Requirements:
Write only the number of lines holding the string "lenguajes".

Given data:
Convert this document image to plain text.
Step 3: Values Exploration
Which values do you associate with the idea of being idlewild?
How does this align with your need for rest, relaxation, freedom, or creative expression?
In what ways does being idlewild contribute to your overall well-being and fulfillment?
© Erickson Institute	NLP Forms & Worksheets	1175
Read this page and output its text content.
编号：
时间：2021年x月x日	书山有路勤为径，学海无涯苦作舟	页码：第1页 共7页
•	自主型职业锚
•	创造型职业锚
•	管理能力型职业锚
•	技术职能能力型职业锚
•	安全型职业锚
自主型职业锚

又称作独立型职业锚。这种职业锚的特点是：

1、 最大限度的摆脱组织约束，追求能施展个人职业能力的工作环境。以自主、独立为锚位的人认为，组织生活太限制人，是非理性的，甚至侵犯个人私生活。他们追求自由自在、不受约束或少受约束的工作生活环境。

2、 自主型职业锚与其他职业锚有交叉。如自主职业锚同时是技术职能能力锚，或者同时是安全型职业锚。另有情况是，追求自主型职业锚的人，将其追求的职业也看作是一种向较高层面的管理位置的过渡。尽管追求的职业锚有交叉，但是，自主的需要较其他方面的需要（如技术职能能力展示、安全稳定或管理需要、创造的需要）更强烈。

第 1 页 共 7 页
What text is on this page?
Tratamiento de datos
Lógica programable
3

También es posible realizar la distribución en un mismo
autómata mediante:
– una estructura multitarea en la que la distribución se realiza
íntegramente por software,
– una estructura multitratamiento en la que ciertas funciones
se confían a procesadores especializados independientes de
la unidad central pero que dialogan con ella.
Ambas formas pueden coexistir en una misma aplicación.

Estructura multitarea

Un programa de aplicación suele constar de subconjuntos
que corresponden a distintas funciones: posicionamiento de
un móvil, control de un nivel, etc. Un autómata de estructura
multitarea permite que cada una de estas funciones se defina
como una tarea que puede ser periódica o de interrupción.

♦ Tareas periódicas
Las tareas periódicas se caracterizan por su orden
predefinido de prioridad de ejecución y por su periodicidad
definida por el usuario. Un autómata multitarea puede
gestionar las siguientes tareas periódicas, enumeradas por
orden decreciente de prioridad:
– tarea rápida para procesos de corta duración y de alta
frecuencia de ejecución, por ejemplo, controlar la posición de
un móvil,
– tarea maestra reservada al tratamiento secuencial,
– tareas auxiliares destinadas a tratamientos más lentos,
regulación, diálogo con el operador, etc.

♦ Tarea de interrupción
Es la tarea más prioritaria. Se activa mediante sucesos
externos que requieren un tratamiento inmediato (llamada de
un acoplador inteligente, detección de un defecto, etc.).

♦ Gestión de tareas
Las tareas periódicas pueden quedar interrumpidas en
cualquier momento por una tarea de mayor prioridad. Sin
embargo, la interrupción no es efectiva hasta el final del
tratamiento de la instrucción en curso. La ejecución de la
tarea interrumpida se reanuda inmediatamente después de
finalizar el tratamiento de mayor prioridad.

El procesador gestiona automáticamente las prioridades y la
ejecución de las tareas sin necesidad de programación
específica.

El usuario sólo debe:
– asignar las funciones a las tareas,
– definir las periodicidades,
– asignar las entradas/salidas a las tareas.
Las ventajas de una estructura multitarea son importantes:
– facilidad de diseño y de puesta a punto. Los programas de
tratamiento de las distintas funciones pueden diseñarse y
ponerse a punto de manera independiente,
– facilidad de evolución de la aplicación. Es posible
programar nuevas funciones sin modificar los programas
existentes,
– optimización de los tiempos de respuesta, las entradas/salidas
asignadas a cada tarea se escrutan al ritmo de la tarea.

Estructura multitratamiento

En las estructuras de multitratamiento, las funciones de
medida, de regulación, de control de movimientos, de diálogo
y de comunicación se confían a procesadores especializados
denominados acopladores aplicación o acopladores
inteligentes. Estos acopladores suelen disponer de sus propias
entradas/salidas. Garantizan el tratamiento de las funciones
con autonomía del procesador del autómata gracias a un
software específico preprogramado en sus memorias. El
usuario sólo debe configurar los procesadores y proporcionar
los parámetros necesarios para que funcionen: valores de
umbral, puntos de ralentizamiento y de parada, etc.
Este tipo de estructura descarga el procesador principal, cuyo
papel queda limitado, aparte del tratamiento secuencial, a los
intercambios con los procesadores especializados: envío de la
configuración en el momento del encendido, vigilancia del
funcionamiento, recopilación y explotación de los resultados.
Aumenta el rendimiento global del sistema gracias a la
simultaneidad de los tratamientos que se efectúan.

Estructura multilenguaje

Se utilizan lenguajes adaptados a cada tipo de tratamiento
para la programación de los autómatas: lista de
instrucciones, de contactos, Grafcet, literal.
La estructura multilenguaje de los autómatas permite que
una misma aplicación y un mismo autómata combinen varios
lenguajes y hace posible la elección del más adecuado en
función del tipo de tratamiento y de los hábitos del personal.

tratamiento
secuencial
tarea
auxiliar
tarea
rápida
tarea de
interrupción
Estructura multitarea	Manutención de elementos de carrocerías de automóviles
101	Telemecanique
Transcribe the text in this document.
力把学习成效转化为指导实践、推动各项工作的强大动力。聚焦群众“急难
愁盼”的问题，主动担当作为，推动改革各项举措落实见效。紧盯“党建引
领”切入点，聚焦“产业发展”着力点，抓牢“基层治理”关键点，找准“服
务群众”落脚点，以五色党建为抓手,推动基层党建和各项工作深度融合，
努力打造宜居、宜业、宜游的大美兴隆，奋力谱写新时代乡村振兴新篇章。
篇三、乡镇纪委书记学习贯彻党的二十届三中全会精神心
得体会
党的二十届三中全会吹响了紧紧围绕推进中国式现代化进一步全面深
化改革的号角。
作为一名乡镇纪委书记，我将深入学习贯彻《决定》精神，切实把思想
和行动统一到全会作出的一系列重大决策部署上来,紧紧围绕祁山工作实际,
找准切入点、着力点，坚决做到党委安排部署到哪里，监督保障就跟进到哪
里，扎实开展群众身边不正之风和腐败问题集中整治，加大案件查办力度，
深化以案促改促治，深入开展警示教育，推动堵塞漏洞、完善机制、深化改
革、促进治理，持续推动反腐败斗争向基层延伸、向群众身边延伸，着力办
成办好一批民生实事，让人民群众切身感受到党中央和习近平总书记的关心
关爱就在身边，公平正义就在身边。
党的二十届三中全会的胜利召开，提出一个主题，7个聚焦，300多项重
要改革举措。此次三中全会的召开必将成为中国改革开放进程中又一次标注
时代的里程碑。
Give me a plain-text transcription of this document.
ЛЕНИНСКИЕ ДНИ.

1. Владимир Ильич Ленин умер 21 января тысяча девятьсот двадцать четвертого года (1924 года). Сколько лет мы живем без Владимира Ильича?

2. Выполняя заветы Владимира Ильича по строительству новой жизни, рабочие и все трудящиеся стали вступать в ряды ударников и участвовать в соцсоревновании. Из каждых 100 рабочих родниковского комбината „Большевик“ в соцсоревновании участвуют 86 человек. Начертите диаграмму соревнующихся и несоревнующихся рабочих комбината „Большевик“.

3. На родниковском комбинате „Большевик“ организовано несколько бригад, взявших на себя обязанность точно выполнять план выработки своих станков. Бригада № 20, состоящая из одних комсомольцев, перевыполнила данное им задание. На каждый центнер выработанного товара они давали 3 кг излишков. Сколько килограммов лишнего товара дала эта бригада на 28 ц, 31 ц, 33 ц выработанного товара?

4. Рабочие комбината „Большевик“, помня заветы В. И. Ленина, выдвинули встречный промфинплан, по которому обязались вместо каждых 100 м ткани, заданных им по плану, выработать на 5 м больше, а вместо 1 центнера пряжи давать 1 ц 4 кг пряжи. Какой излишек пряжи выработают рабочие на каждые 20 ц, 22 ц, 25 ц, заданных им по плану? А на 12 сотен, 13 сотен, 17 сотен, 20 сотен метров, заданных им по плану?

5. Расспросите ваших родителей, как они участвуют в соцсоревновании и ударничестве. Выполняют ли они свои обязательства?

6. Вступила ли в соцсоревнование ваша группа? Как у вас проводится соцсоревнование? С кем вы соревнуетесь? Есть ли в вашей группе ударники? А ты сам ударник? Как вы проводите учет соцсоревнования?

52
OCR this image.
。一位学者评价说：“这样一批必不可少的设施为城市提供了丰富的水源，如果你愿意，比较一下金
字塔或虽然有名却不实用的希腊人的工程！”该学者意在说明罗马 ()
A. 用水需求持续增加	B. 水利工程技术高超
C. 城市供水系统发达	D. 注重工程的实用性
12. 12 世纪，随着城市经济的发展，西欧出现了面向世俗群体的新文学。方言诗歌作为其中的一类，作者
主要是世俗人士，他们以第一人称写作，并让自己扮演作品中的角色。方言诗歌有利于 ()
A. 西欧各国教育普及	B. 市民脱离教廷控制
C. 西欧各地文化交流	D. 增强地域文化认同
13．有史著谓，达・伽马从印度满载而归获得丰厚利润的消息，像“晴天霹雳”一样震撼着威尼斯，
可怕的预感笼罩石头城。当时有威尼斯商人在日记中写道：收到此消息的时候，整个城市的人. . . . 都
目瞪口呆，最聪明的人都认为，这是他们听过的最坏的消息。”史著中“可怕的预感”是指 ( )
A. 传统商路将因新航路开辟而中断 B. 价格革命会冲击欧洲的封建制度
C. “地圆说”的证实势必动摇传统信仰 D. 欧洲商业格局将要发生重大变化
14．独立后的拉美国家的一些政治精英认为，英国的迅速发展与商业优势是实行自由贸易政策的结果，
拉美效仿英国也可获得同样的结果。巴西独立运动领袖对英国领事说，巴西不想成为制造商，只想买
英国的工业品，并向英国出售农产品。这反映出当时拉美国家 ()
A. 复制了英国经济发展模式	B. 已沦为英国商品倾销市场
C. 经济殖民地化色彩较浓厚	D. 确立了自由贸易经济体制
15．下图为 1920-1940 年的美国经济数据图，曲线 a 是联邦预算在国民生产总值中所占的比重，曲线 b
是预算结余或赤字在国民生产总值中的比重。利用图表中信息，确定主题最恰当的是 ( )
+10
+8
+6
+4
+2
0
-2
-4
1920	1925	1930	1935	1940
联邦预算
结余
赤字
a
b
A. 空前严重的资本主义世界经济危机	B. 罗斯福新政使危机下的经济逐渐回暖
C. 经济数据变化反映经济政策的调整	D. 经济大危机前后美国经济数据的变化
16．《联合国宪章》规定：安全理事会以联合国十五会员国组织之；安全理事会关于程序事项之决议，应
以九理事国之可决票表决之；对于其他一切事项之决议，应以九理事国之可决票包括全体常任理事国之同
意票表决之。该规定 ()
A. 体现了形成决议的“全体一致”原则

Solution to this task:
2